### Aim of the task
Output the material below in full, exactly as it is.

### Available data
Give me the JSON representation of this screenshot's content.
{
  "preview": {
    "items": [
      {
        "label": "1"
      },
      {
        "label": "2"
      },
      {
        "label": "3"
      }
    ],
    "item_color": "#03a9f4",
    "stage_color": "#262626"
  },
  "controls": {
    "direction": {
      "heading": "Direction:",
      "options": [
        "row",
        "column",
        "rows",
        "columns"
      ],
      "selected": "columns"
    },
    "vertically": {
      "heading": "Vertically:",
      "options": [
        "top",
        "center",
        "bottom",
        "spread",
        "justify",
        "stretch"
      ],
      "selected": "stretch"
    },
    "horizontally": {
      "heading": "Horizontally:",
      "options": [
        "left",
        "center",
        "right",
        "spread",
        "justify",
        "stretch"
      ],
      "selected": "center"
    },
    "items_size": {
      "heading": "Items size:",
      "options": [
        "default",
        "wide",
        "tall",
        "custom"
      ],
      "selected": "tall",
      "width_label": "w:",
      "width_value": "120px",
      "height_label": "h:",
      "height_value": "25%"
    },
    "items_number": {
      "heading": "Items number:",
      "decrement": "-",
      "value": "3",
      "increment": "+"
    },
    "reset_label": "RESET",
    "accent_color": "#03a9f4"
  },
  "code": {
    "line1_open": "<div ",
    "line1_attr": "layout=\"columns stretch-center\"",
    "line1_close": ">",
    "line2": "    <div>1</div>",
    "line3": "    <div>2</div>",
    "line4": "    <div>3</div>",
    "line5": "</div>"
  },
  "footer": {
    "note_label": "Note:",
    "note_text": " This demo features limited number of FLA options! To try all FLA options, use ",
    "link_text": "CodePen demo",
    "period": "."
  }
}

### Result for this task
Give me the JSON representation of this screenshot's content.
{
  "preview": {
    "items": [
      {
        "label": "1"
      },
      {
        "label": "2"
      },
      {
        "label": "3"
      }
    ],
    "item_color": "#03a9f4",
    "stage_color": "#262626"
  },
  "controls": {
    "direction": {
      "heading": "Direction:",
      "options": [
        "row",
        "column",
        "rows",
        "columns"
      ],
      "selected": "columns"
    },
    "vertically": {
      "heading": "Vertically:",
      "options": [
        "top",
        "center",
        "bottom",
        "spread",
        "justify",
        "stretch"
      ],
      "selected": "stretch"
    },
    "horizontally": {
      "heading": "Horizontally:",
      "options": [
        "left",
        "center",
        "right",
        "spread",
        "justify",
        "stretch"
      ],
      "selected": "center"
    },
    "items_size": {
      "heading": "Items size:",
      "options": [
        "default",
        "wide",
        "tall",
        "custom"
      ],
      "selected": "tall",
      "width_label": "w:",
      "width_value": "120px",
      "height_label": "h:",
      "height_value": "25%"
    },
    "items_number": {
      "heading": "Items number:",
      "decrement": "-",
      "value": "3",
      "increment": "+"
    },
    "reset_label": "RESET",
    "accent_color": "#03a9f4"
  },
  "code": {
    "line1_open": "<div ",
    "line1_attr": "layout=\"columns stretch-center\"",
    "line1_close": ">",
    "line2": "    <div>1</div>",
    "line3": "    <div>2</div>",
    "line4": "    <div>3</div>",
    "line5": "</div>"
  },
  "footer": {
    "note_label": "Note:",
    "note_text": " This demo features limited number of FLA options! To try all FLA options, use ",
    "link_text": "CodePen demo",
    "period": "."
  }
}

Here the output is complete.